Deliveroo, Foodora & Co: ces repaires de fans de vélo
Passion•Le championnat du monde de coursiers à vélo se déroule jusqu'au 7 août à Paris...Jeanne Bartoli
Cette fois, c'est pour eux qu'on met les petits plats dans les grands. A l'occasion du championnat du monde de coursiers à vélo, une compétition qui se déroule cette année à Paris (jusqu'au 7 août), les livreurs sont sous le feu de la rampe. Deliveroo a ainsi aligné l'un des coursiers français de sa flotte, Diaby, dans l'équipe de 19 bikers du monde entier qui porteront ses couleurs.
Vous avez peut-être déjà fait appel à eux et vu débouler un sosie de Richard Virenque dans votre salon. A contrario, vous ne commanderez jamais rien sur ces plateformes au nom de l’anti-ubérisation. Les start-up de la « foodtech » et leurs armadas de livreurs à vélo laissent rarement indifférent.
A côté des coursiers qui considèrent cette activité comme un complément de revenu ou une manière de se faire de l’argent « en attendant mieux », certains livreurs « indépendants » (j’ai mis des guillemets pour ne fâcher personne) y voient, eux, une bénédiction. Mois après mois, ces passionnés de vélo grossissent les rangs des start-up de livraison et font vivre une communauté active de bikers.
« Vous vous rendez compte, on nous paye pour rouler, c’est énorme ! », s’enthousiasme Samy, 33 ans, community manager le jour et livreur occasionnel certains soirs chez Take Eat Easy, société placée dernièrement en redressement judiciaire. « Il y a des gens qui ne sont là que pour l’argent mais il y a aussi des vrais passionnés. Moi j’adore. Depuis que je suis tout petit, je fais du vélo », confie de son côté Sacha, coursier chez Foodora.

-----

TRAVAIL À EFFECTUER —
A. D'après l'article sur les coursiers à vélo, quel coursier français Deliveroo a-t-il intégré à son équipe pour le championnat du monde ?
B. Poursuivez l'article sur les coursiers à vélo à partir de sa dernière phrase.

LIGNES DE DONNÉES —
-----

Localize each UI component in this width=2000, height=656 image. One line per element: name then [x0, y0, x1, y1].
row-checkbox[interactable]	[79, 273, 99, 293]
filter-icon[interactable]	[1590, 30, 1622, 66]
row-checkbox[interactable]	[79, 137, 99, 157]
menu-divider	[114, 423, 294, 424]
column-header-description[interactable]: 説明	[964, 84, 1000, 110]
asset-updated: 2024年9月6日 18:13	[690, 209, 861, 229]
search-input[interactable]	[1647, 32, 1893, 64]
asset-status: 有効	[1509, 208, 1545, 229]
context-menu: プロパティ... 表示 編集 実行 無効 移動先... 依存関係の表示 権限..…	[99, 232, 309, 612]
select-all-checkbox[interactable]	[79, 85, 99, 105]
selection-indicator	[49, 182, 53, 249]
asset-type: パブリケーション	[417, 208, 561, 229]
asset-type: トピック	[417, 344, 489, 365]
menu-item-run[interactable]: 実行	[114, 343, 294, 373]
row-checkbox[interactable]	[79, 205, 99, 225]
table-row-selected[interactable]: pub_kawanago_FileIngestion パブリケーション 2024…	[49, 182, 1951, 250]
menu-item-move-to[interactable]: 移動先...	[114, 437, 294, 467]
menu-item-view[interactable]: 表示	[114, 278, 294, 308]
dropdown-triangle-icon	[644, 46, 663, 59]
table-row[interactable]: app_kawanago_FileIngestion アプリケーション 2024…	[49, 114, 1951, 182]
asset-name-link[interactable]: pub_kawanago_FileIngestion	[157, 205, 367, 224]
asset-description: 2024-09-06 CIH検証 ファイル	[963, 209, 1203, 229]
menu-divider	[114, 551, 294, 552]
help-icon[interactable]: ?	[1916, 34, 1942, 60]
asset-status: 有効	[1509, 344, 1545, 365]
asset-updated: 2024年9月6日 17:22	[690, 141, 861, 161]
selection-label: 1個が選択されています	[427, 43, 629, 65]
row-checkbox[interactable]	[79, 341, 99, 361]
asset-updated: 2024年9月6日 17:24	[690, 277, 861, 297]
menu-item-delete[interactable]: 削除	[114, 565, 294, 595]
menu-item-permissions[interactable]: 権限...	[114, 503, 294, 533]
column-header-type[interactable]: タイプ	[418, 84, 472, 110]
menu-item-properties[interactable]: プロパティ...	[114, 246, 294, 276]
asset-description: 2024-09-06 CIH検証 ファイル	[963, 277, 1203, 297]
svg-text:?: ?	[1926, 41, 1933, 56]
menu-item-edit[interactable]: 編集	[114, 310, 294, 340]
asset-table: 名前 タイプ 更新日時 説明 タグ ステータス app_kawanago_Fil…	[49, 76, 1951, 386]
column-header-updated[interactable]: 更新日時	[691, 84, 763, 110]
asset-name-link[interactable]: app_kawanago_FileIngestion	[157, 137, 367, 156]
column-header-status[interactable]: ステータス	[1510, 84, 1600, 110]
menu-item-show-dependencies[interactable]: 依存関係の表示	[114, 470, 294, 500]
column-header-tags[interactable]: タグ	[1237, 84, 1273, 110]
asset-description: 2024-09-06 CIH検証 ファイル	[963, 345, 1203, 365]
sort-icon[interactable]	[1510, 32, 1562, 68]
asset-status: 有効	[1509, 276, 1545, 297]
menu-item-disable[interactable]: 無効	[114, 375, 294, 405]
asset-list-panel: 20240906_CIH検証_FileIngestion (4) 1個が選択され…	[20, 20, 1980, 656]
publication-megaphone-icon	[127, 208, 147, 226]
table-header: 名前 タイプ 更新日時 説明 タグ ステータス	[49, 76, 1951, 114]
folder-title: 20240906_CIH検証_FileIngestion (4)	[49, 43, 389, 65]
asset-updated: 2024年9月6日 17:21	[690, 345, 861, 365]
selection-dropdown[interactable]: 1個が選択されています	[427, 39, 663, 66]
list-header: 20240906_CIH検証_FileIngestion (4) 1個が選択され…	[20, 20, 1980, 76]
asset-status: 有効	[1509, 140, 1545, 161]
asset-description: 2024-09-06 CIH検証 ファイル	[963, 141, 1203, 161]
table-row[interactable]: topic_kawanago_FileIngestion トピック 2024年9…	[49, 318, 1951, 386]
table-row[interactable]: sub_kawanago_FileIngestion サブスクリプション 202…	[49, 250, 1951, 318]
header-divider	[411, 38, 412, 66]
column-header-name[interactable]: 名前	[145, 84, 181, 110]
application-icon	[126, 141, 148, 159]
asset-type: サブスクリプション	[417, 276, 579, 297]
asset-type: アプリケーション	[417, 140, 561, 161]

-----

RÉSULTATS DE L'EXERCICE —
A. Diaby.

B.
a« Depuis nos débuts, nous attirons une communauté de coursiers extrêmement sportifs. Ils se recommandent les uns les autres », explique ainsi le directeur général de Foodora France. S’il se réjouit ouvertement de cette situation, Boris Mittermüller tient néanmoins à rappeler que « l’entreprise n’est pas fermée aux autres profils ».
Des livreurs quasi pros
Lorsqu’il sort faire ses tournées (« shifts » dans le jargon), Vincent, ancien Take Eat Easy passé récemment chez Deliveroo, est équipé comme un pro. « En plus de mon vélo, j’ai des chaussures avec des accroches pour les pédales, mon cuissard et mon casque », énumère-t-il. Un attirail qui suscite parfois la curiosité des passants. « Les gens m’arrêtent et me demandent si je fais le tour de France ! », s’amuse-t-il.
Pour cet étudiant en sciences de l’ingénieur qui « a fait un peu de club » et « participe à des critériums en pignon fixe », les livraisons aux quatre coins de Paris font office d’entrainement. « J’ai une application de suivi de performance pour savoir le nombre de kilomètres parcourus », explique-t-il. Ses revenus, Vincent les réinvestit en partie dans son vélo, qu’il qualifie volontiers de « gouffre à pognon ».
Pendant leurs shifts, les livreurs se croisent et se recroisent régulièrement. L’occasion de chambrer un peu « l’ennemi », ironise Samy. Pour Sacha, l’esprit de compétition est le même, quelle que soit l’enseigne du coursier : « Même si j’ai un livreur Foodora devant moi, il faut absolument que je le rattrape et que je le double ! »
Une petite guéguerre entretenue par les start-up entre elles. « Elles jouent pas mal ce jeu là », admet Vincent, « Deliveroo dit souvent qu’elle a les meilleurs livreurs ».
« Après les shifts on se pose tous à République »
Chez ces passionnés, l’esprit de compétition n’empêche pas l’entraide. « Si je vois quelqu’un qui tombe ou qui crève sur le terrain, je lui demande toujours s’il a besoin d’un coup de main », raconte ainsi Sacha.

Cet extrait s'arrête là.